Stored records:
--- begin ---

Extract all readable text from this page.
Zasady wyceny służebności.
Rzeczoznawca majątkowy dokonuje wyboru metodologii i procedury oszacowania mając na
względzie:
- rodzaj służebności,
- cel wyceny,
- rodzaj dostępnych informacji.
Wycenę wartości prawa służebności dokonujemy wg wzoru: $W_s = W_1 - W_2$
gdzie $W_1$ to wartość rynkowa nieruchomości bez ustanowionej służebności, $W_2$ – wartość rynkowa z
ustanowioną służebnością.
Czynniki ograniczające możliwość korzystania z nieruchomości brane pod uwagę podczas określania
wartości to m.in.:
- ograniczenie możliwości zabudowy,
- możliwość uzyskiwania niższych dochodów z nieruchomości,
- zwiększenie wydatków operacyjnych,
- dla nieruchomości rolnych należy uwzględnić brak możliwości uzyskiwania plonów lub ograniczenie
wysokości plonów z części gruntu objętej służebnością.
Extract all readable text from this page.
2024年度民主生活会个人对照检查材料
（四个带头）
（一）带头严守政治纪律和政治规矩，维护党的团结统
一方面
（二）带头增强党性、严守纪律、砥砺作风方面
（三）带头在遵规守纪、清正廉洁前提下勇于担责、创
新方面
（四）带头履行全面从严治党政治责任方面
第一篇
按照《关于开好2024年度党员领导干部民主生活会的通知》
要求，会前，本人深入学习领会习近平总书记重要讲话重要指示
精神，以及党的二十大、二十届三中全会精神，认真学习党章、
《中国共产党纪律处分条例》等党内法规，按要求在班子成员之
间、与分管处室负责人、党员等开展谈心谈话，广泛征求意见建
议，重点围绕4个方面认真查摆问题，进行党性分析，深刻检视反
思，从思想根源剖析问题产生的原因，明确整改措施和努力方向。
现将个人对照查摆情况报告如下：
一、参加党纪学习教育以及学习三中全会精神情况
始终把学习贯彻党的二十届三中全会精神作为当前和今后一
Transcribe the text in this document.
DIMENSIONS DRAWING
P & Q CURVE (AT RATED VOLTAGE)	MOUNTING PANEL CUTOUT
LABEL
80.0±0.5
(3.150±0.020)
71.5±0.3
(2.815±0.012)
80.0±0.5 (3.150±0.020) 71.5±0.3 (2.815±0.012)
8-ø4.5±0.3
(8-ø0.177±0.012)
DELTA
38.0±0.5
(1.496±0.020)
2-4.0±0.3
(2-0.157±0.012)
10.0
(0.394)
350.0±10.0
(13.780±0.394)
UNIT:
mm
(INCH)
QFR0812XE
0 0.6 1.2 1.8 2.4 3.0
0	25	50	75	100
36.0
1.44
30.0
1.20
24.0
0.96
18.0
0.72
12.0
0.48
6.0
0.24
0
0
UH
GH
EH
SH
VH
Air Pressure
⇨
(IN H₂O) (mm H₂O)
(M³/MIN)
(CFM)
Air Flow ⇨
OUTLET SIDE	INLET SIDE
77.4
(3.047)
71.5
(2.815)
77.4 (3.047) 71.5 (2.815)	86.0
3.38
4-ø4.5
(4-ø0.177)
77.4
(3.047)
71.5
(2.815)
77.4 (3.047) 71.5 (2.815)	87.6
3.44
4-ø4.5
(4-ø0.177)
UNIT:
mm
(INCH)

--- end ---

▸ Description of the task: Pull out each line of the records holding the string "możliwości".

▸ Problem solution:
- ograniczenie możliwości zabudowy,
- dla nieruchomości rolnych należy uwzględnić brak możliwości uzyskiwania plonów lub ograniczenie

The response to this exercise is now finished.